▸ **Texto em estudo**
----------------
De acordo com o pesquisador, isso não é comum em pássaros. “Os músculos são fininhos. Em geral, as adaptações são para o voo. Tudo é minimalista em pássaro. Mas essa araponga tem abdome espesso e forte. E suas costelas também são grossas. Pensei que isso só poderia ser uma adaptação para conseguir fazer esse barulho doido que se escuta a 2 km de distância”, disse.
Impressionado com o que ouvira, Mario Cohn-Haft procurou o pesquisador Jeffrey Podos, da Universidade de Massachusetts, em Amherst (EUA), especialista em bioacústica, que investiga justamente adaptações evolutivas que favoreceram os cantos das aves. No início deste ano, a dupla voltou à região amazônica, com aparelhos de alta tecnologia, para medir a amplitude do canto (os decibéis) e a pressão sonora.
Os pesquisadores compararam o canto da araponga macho com o de uma outra ave já descrito cientificamente e que se imaginava ser o mais alto. Trata-se do capitão-da-mata, ou cricrió (Lipaugus vociferans), considerado a voz mais emblemática da Floresta Amazônica. O volume do som dele havia sido quantificado, mas só pela experiência em campo os cientistas já imaginavam que a araponga ganharia.
Quando fizeram as medidas das duas espécies, eles constataram que as arapongas são cerca de nove decibéis mais barulhentas que os cricriós, mas em termos da pressão sonora têm quase o triplo da exercida por eles. “Na prática, é como se fosse três vezes mais forte”, resume Cohn-Haft. Segundo ele, é um som mais alto que o dos macacos bugios. “É mais alto que uma britadeira e regula mais ou menos com um bate-estaca.”
----------------
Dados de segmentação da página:
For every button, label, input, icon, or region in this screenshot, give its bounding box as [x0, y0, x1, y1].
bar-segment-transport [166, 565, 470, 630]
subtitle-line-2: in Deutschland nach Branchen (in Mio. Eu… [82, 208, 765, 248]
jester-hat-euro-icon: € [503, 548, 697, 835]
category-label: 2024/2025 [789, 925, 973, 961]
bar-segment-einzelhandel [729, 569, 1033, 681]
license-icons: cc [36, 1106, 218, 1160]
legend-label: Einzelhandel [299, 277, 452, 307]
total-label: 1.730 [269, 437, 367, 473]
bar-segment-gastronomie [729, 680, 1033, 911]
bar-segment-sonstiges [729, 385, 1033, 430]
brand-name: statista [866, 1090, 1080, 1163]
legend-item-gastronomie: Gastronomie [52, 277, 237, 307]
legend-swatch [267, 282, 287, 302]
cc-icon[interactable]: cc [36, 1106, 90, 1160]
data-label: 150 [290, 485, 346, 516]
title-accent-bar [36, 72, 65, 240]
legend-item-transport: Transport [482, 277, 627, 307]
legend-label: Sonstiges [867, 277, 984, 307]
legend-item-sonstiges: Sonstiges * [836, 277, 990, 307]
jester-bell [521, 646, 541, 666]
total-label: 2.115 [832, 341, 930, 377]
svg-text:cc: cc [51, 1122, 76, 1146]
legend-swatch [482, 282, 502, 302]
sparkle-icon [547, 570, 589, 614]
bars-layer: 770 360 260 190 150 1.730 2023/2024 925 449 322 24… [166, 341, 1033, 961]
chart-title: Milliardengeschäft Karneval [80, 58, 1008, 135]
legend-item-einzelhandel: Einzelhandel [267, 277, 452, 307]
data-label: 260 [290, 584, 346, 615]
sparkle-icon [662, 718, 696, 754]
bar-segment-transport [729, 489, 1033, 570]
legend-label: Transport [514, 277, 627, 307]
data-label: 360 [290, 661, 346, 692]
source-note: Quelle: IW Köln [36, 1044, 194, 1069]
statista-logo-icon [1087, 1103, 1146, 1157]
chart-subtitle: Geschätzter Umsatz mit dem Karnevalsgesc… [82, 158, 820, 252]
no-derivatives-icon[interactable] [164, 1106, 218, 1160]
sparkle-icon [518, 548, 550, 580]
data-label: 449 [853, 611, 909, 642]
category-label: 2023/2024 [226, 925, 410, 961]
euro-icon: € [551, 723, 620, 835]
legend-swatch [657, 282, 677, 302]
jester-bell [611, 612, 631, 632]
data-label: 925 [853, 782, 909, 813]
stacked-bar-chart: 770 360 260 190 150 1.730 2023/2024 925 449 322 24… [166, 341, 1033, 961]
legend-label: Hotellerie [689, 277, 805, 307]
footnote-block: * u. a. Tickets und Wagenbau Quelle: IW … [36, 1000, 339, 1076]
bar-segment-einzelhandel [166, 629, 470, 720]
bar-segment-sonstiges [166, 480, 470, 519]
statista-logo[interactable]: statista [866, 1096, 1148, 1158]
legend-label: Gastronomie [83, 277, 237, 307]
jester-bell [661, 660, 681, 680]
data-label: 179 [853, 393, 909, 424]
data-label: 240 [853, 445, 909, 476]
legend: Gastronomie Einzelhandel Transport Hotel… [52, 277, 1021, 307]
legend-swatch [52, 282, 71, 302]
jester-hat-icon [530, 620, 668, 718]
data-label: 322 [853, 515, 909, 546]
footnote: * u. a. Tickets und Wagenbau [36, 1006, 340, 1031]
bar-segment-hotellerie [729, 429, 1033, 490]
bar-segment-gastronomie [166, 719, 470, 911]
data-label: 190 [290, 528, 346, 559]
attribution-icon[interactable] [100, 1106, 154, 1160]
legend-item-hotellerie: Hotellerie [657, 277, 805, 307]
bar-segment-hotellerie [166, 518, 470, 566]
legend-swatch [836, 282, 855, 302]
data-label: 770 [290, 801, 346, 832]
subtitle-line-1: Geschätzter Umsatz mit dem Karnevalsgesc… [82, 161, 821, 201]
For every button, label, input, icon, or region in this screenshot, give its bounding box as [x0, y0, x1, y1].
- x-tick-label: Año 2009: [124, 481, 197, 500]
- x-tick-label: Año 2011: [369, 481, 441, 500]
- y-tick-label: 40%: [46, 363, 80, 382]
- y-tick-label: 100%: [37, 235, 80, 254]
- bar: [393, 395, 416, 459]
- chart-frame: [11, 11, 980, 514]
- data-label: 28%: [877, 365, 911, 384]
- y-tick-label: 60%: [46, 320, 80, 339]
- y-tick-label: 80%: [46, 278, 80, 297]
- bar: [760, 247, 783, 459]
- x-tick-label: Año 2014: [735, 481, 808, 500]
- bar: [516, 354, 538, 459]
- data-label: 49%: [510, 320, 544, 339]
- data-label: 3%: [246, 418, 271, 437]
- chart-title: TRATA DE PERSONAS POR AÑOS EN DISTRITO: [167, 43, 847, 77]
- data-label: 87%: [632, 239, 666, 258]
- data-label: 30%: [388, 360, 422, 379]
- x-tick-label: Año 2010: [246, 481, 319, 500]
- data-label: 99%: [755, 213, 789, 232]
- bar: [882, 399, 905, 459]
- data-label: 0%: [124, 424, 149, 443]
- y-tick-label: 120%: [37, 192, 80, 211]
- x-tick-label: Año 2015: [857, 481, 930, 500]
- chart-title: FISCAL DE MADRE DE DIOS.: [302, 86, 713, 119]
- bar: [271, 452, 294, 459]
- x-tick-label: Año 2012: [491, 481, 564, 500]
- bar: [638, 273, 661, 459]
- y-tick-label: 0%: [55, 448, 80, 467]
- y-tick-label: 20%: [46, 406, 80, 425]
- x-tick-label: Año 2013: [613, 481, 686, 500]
----------------
▸ **O que fazer**
Edite o texto sobre o canto da araponga, reescrevendo tudo desde "De acordo com" até "a pressão sonora." com "abdome" trocado por "ventre".

▸ **Resolução**
De acordo com o pesquisador, isso não é comum em pássaros. “Os músculos são fininhos. Em geral, as adaptações são para o voo. Tudo é minimalista em pássaro. Mas essa araponga tem ventre espesso e forte. E suas costelas também são grossas. Pensei que isso só poderia ser uma adaptação para conseguir fazer esse barulho doido que se escuta a 2 km de distância”, disse.
Impressionado com o que ouvira, Mario Cohn-Haft procurou o pesquisador Jeffrey Podos, da Universidade de Massachusetts, em Amherst (EUA), especialista em bioacústica, que investiga justamente adaptações evolutivas que favoreceram os cantos das aves. No início deste ano, a dupla voltou à região amazônica, com aparelhos de alta tecnologia, para medir a amplitude do canto (os decibéis) e a pressão sonora.